◆ **Dataset entries**
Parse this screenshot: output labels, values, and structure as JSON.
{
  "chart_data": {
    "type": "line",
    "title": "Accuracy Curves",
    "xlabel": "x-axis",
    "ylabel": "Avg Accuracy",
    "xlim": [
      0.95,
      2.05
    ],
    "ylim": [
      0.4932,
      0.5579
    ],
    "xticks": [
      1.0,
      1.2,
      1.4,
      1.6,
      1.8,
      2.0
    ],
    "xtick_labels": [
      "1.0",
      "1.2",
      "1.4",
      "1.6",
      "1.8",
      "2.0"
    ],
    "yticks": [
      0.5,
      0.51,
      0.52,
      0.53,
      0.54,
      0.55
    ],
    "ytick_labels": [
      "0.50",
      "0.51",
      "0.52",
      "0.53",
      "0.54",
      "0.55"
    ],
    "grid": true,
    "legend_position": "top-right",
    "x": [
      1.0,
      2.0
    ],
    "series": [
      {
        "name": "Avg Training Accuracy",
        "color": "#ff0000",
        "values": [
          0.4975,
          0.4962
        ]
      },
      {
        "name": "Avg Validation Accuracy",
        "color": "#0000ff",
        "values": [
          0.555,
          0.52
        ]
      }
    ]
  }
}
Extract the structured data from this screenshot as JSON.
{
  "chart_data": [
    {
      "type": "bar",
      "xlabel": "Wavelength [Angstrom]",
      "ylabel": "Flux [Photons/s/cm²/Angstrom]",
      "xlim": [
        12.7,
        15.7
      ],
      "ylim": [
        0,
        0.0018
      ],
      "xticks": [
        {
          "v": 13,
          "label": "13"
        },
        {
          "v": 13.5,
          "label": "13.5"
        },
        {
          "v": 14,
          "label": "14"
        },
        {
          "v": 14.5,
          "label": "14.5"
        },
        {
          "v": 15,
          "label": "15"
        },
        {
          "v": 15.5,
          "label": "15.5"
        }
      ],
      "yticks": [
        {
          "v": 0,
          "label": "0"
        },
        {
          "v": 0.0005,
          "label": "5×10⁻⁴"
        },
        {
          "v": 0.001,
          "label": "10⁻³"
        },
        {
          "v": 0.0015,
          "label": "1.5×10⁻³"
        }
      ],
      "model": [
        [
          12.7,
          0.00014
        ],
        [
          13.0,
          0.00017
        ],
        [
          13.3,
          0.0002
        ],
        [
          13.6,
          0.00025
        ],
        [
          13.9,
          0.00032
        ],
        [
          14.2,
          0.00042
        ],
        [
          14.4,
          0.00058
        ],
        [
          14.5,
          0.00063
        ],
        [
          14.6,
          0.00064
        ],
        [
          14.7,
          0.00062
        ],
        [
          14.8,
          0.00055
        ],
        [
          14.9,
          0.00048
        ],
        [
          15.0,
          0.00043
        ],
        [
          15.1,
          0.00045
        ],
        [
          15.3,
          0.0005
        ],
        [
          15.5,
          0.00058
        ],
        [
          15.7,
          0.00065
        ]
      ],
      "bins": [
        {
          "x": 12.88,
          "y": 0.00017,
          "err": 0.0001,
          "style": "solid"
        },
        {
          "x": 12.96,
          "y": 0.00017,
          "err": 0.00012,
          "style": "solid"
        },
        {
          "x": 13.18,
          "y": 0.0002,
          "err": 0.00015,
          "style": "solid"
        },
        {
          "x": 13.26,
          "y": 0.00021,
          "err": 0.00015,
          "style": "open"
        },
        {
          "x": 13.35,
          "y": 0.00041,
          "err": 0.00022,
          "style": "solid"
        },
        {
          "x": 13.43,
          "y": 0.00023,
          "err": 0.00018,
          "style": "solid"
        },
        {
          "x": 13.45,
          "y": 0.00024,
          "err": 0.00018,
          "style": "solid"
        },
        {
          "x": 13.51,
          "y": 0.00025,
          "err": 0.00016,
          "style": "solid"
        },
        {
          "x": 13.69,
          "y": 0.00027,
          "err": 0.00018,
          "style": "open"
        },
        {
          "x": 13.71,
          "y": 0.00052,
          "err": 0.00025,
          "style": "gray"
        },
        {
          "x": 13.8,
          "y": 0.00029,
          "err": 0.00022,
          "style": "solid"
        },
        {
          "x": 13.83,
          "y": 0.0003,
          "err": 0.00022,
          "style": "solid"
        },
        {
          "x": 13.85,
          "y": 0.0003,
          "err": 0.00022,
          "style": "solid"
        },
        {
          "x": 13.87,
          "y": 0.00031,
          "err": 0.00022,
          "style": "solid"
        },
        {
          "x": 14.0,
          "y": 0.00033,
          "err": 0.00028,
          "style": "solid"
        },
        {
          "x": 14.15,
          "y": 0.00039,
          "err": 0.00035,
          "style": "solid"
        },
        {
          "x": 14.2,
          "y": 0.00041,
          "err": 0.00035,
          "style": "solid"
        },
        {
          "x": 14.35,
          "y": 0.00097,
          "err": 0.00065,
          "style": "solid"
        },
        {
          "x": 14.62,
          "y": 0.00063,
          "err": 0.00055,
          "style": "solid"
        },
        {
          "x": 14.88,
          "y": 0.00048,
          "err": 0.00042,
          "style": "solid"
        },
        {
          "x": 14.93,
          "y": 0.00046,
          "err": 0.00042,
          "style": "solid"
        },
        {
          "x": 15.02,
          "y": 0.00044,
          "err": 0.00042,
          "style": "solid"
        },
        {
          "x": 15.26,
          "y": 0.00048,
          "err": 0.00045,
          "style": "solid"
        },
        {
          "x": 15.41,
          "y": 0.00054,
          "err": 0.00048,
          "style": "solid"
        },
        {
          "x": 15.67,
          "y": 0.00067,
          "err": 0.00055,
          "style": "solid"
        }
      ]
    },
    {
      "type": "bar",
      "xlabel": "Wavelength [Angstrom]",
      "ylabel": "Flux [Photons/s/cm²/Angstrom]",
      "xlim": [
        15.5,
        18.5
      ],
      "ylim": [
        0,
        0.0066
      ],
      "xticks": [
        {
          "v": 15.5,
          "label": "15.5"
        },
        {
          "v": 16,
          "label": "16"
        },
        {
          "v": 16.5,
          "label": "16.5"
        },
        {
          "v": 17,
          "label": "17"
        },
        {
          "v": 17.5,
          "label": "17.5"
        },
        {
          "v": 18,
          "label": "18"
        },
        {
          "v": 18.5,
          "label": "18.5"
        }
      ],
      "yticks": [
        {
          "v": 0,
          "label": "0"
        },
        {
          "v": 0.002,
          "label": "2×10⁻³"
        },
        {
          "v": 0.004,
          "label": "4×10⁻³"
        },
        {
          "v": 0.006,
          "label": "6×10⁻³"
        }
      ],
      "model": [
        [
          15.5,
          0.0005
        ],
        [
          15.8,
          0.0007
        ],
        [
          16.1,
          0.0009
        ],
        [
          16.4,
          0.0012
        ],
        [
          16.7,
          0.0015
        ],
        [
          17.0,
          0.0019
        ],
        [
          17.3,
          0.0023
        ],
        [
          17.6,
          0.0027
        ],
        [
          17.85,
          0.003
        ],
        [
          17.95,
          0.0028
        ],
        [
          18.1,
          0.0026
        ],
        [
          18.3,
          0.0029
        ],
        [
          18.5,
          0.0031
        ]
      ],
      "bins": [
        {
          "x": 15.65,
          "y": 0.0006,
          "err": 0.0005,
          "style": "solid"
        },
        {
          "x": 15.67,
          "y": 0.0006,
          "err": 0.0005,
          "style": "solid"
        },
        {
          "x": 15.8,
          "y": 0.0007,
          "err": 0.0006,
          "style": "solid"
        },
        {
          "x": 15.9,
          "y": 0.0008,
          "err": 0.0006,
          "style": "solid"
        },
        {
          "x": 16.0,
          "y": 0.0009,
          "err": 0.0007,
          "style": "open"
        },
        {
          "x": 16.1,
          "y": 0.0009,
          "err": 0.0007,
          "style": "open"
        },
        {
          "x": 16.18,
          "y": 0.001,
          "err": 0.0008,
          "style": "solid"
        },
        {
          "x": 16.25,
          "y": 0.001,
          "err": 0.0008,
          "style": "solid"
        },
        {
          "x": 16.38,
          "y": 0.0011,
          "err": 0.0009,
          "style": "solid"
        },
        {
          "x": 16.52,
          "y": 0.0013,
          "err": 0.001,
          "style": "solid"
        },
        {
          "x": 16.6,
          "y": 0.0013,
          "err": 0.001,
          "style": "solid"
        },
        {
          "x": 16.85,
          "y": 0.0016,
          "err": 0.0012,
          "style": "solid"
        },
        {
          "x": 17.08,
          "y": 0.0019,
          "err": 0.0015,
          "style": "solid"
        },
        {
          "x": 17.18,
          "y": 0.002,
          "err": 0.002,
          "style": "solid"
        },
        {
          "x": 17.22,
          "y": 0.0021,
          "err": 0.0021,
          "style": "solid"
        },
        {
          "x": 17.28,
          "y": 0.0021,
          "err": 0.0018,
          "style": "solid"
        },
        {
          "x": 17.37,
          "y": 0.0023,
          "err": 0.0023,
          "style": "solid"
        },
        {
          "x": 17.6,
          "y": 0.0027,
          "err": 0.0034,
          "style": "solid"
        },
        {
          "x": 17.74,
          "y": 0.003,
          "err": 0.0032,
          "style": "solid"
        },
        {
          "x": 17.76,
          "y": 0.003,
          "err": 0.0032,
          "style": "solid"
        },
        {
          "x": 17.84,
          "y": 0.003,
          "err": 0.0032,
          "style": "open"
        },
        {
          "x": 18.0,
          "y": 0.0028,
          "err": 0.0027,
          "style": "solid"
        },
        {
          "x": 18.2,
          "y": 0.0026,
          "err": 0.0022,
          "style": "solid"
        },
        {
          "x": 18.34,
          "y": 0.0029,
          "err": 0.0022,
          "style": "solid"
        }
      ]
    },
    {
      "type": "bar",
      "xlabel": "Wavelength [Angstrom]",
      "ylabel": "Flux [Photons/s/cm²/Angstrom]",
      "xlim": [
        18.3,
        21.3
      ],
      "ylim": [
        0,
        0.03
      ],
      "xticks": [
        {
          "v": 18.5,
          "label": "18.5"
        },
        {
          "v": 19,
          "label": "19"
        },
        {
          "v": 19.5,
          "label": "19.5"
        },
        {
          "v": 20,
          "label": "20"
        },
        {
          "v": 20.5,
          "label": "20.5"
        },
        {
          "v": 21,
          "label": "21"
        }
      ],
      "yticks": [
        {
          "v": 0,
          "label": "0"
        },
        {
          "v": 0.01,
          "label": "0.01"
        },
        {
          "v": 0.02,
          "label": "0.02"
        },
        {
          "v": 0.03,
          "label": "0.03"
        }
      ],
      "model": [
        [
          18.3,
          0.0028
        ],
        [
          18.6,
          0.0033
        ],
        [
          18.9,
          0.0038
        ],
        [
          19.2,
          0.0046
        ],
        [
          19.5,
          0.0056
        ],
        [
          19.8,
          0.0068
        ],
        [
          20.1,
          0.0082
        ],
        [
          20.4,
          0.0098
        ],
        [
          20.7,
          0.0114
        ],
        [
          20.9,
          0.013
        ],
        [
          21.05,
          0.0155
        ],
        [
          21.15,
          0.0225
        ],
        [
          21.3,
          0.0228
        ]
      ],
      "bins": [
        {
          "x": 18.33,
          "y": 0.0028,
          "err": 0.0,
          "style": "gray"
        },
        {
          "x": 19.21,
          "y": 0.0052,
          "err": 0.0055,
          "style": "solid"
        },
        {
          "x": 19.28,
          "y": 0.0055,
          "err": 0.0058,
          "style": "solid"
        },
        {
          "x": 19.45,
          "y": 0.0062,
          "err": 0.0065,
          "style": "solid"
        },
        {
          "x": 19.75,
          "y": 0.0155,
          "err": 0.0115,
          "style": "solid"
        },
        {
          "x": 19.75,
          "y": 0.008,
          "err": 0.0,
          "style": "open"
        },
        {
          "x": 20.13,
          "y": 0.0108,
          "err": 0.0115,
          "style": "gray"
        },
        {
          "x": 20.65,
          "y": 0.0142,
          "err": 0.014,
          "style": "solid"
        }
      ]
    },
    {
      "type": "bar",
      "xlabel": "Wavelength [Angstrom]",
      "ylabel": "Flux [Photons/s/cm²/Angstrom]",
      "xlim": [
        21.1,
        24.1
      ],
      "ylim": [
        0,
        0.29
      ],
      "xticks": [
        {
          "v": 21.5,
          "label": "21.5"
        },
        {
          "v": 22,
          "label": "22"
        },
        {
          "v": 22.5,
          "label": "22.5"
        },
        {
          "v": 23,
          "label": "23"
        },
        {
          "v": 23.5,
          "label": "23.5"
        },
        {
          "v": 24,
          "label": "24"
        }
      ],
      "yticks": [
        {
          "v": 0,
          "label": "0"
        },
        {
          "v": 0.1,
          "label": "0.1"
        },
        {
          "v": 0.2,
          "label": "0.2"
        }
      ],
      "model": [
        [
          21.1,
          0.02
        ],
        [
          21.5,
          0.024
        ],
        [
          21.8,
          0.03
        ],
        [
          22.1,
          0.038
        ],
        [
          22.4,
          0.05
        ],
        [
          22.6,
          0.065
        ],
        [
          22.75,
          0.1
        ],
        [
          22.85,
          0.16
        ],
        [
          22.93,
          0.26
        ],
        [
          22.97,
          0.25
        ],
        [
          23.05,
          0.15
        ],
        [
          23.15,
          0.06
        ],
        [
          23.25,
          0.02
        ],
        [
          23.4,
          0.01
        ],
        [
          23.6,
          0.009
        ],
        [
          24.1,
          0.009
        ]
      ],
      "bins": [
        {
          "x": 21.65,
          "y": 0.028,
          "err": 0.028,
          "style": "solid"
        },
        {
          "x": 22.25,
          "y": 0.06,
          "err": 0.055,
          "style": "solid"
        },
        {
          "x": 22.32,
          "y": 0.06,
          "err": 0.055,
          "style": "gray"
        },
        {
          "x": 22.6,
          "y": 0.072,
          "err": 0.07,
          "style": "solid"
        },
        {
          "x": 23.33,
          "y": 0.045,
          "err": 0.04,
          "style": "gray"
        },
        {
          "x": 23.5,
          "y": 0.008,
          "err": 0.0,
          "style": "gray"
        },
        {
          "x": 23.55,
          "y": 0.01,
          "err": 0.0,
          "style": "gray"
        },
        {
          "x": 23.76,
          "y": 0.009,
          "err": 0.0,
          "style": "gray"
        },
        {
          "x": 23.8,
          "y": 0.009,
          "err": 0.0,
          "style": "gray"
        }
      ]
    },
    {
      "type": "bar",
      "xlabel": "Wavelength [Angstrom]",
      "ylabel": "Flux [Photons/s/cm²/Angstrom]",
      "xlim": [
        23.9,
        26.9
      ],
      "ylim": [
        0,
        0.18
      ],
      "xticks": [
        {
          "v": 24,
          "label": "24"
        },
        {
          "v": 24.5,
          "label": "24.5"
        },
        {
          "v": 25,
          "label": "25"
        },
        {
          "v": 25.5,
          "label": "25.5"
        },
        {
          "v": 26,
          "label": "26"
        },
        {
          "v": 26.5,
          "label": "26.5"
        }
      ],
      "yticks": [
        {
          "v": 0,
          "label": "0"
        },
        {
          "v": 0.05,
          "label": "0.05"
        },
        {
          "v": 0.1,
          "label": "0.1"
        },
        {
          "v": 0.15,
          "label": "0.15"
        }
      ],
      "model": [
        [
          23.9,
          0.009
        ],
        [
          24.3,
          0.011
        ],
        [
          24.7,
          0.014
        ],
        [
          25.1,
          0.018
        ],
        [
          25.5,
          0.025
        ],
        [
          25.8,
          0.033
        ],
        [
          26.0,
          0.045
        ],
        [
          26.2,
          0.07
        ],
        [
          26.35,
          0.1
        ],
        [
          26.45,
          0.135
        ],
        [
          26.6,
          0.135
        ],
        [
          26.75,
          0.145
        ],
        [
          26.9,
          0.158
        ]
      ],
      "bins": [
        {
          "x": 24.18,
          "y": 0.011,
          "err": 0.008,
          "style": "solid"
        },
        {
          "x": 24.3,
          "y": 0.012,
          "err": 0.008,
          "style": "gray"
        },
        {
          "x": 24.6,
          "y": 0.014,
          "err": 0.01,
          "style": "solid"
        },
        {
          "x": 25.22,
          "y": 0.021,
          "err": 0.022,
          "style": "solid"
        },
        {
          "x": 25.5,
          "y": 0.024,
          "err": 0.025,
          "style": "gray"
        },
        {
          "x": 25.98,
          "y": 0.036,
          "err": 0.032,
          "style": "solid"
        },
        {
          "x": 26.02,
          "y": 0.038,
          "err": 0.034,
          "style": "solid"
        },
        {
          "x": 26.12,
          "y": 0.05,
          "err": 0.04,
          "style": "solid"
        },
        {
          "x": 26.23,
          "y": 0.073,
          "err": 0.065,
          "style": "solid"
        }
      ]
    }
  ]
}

◆ **What you should do**
Search the data for "JSON" and list every line in which it occurs.

◆ **Problem solution**
Parse this screenshot: output labels, values, and structure as JSON.
Extract the structured data from this screenshot as JSON.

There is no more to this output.